> _Set exercise_
Copy out the forum thread on VNET jail settings in rc.conf word for word.

> _Selection_

»»

# Jail settings in rc.conf with VNET



## beaute (Jul 7, 2010)

Hello, 

I realize there is a similar topic on the main page by a different user I was just not sure how similar it is to what I'm trying to do so please bare with me. 

I compiled my kernel with vimage (network virtualization project for freebsd) and was able to start two jails with a bridge on the main host, so I was able to establish communication between the two jails (using ping) and each jail would have its separate network stack. 

I have done all of this using commands, what I want to know is how I can incorporate these commands into rc.conf so that the virtualization of network stack starts automatically rather than me having to enter these commands manually on startup. 

Here are the commands I use to create the jails, the vnets and the whole configuration

Create a pair of interfaces
[CMD=]root# ifconfig epair create[/CMD]

Create jails with virtual network stacks
[CMD=]root# jail -c vnet name=jail1 host.hostname=jail1 path=/ persist[/CMD]
[CMD=]root# jail -c vnet name=jail2 host.hostname=jail2 path=/ persist[/CMD]

Assign one of the created interfaces to the network stack of the first jail
[CMD=]root# ifconfig epair0b vnet 1[/CMD]

Give it an IP address
[CMD=]root# jexec 1 ifconfig epair0b 192.168.1.2[/CMD]

Give the other interface an IP address
[CMD=]root# ifconfig epair0a 192.168.1.1[/CMD]

Create another pair of virtual interfaces
[CMD=]root# ifconfig epair create[/CMD]

Assign one interface to the network stack of the second jail
[CMD=]root# ifconfig epair1b vnet 2[/CMD]

Give it an IP address
[CMD=]root# jexec 2 ifconfig epair1b 192.168.1.3[/CMD]

Create a bridge to link traffic between the two virtual network stacks of the jails
[CMD=]root# ifconfig bridge create[/CMD]
[CMD=]root# ifconfig bridge0 addm epair0a addm epair1a up[/CMD]
[CMD=]root# ifconfig epair0a -alias[/CMD]
[CMD=]root# ifconfig bridge0 192.168.1.1[/CMD]
[CMD=]root# ifconfig epair1a up[/CMD]


now I have a connection between the jails each on its separate network stack. The guide I was following suggested I added vnet in the jail_flags portion of the rc.conf, yet it failed to give an example. I'm relatively new to FreeBSD, and don't really know my way around rc.conf. Any help would be appreciated.

««

> _Visual layout records_
»»

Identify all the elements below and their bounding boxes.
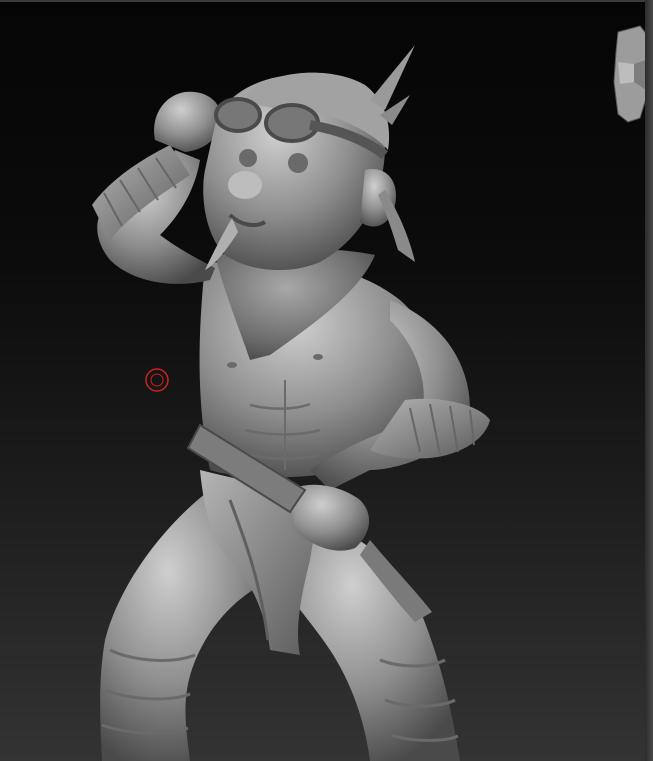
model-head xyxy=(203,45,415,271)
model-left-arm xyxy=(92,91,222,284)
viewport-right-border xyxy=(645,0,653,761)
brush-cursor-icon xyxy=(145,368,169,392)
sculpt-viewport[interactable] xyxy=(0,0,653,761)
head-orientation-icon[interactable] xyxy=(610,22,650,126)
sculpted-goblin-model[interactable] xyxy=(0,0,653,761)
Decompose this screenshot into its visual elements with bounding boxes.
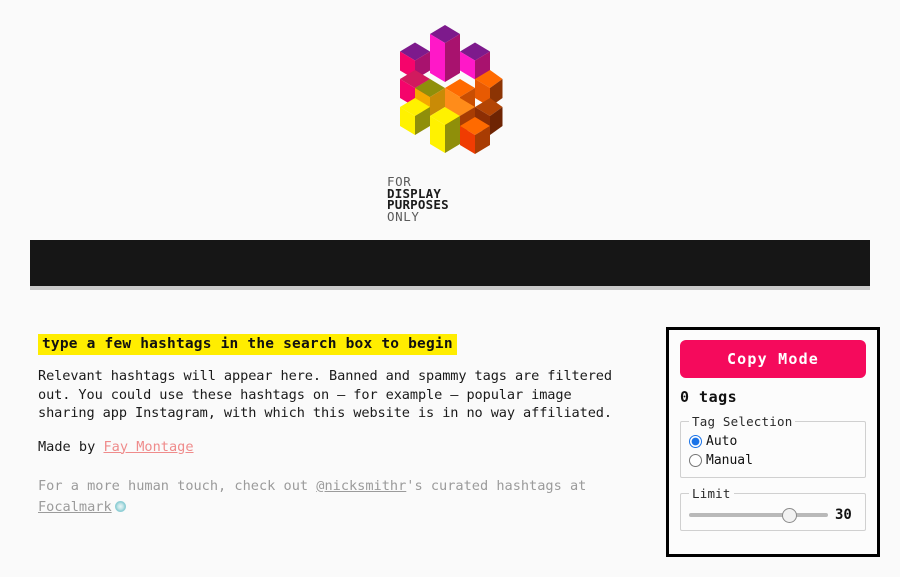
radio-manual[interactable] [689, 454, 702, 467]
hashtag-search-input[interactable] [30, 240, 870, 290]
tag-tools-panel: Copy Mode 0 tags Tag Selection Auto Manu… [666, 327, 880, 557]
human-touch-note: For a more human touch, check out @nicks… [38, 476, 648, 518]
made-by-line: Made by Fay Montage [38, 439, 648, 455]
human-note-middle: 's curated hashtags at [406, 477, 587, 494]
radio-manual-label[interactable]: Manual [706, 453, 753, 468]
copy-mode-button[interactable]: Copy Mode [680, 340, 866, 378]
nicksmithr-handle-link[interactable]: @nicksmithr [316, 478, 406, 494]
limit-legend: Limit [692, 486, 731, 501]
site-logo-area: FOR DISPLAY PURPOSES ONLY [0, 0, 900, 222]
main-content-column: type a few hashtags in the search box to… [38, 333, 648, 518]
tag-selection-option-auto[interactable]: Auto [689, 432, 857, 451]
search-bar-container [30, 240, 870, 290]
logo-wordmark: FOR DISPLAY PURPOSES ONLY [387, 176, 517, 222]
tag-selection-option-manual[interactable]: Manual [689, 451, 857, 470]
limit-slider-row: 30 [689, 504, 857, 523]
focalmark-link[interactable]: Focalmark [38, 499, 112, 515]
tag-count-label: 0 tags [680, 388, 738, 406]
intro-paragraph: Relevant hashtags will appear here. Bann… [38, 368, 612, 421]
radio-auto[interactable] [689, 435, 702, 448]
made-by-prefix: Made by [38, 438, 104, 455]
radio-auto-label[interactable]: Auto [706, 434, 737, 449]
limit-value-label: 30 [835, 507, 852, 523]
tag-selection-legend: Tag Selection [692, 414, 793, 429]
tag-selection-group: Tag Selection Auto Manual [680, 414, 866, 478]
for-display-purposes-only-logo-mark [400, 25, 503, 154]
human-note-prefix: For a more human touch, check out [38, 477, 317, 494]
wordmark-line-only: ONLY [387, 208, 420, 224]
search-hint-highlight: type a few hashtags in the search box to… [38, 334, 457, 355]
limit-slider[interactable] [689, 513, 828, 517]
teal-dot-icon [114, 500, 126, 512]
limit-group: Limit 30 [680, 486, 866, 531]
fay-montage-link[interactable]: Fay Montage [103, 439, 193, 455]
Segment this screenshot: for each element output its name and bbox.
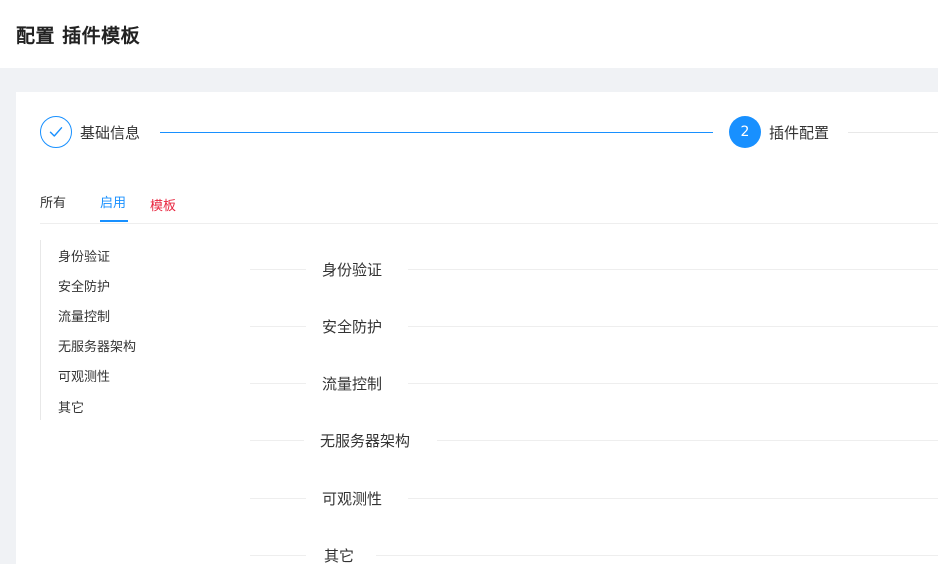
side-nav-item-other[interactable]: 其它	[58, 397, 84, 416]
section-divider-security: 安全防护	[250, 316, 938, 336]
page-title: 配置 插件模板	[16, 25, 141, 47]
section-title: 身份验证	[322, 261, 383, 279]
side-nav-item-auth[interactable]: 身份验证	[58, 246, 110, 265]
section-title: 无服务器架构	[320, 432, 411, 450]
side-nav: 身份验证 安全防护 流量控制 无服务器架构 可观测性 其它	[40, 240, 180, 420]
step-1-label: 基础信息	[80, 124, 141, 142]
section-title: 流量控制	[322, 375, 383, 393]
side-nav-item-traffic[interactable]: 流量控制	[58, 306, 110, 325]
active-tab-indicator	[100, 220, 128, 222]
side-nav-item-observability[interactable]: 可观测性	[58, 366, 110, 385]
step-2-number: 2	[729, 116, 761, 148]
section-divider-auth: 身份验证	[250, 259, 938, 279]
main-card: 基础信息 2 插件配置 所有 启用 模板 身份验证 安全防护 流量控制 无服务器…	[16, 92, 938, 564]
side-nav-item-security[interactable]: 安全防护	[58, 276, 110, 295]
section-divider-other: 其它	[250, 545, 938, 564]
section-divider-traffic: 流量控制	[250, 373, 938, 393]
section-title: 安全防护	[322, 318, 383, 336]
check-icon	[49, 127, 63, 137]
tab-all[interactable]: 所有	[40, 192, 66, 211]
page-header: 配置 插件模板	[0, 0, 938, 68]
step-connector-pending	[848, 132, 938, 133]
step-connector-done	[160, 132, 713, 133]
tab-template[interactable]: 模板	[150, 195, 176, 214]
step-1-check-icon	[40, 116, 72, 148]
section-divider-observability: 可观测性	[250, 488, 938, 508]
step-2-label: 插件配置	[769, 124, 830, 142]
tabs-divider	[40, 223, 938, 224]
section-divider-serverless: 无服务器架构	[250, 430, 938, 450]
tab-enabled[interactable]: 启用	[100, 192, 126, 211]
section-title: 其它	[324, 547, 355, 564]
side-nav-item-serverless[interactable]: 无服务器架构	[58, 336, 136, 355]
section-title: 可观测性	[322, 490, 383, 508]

««

> _Exercise solution_
# Jail settings in rc.conf with VNET



## beaute (Jul 7, 2010)

Hello, 

I realize there is a similar topic on the main page by a different user I was just not sure how similar it is to what I'm trying to do so please bare with me. 

I compiled my kernel with vimage (network virtualization project for freebsd) and was able to start two jails with a bridge on the main host, so I was able to establish communication between the two jails (using ping) and each jail would have its separate network stack. 

I have done all of this using commands, what I want to know is how I can incorporate these commands into rc.conf so that the virtualization of network stack starts automatically rather than me having to enter these commands manually on startup. 

Here are the commands I use to create the jails, the vnets and the whole configuration

Create a pair of interfaces
[CMD=]root# ifconfig epair create[/CMD]

Create jails with virtual network stacks
[CMD=]root# jail -c vnet name=jail1 host.hostname=jail1 path=/ persist[/CMD]
[CMD=]root# jail -c vnet name=jail2 host.hostname=jail2 path=/ persist[/CMD]

Assign one of the created interfaces to the network stack of the first jail
[CMD=]root# ifconfig epair0b vnet 1[/CMD]

Give it an IP address
[CMD=]root# jexec 1 ifconfig epair0b 192.168.1.2[/CMD]

Give the other interface an IP address
[CMD=]root# ifconfig epair0a 192.168.1.1[/CMD]

Create another pair of virtual interfaces
[CMD=]root# ifconfig epair create[/CMD]

Assign one interface to the network stack of the second jail
[CMD=]root# ifconfig epair1b vnet 2[/CMD]

Give it an IP address
[CMD=]root# jexec 2 ifconfig epair1b 192.168.1.3[/CMD]

Create a bridge to link traffic between the two virtual network stacks of the jails
[CMD=]root# ifconfig bridge create[/CMD]
[CMD=]root# ifconfig bridge0 addm epair0a addm epair1a up[/CMD]
[CMD=]root# ifconfig epair0a -alias[/CMD]
[CMD=]root# ifconfig bridge0 192.168.1.1[/CMD]
[CMD=]root# ifconfig epair1a up[/CMD]


now I have a connection between the jails each on its separate network stack. The guide I was following suggested I added vnet in the jail_flags portion of the rc.conf, yet it failed to give an example. I'm relatively new to FreeBSD, and don't really know my way around rc.conf. Any help would be appreciated.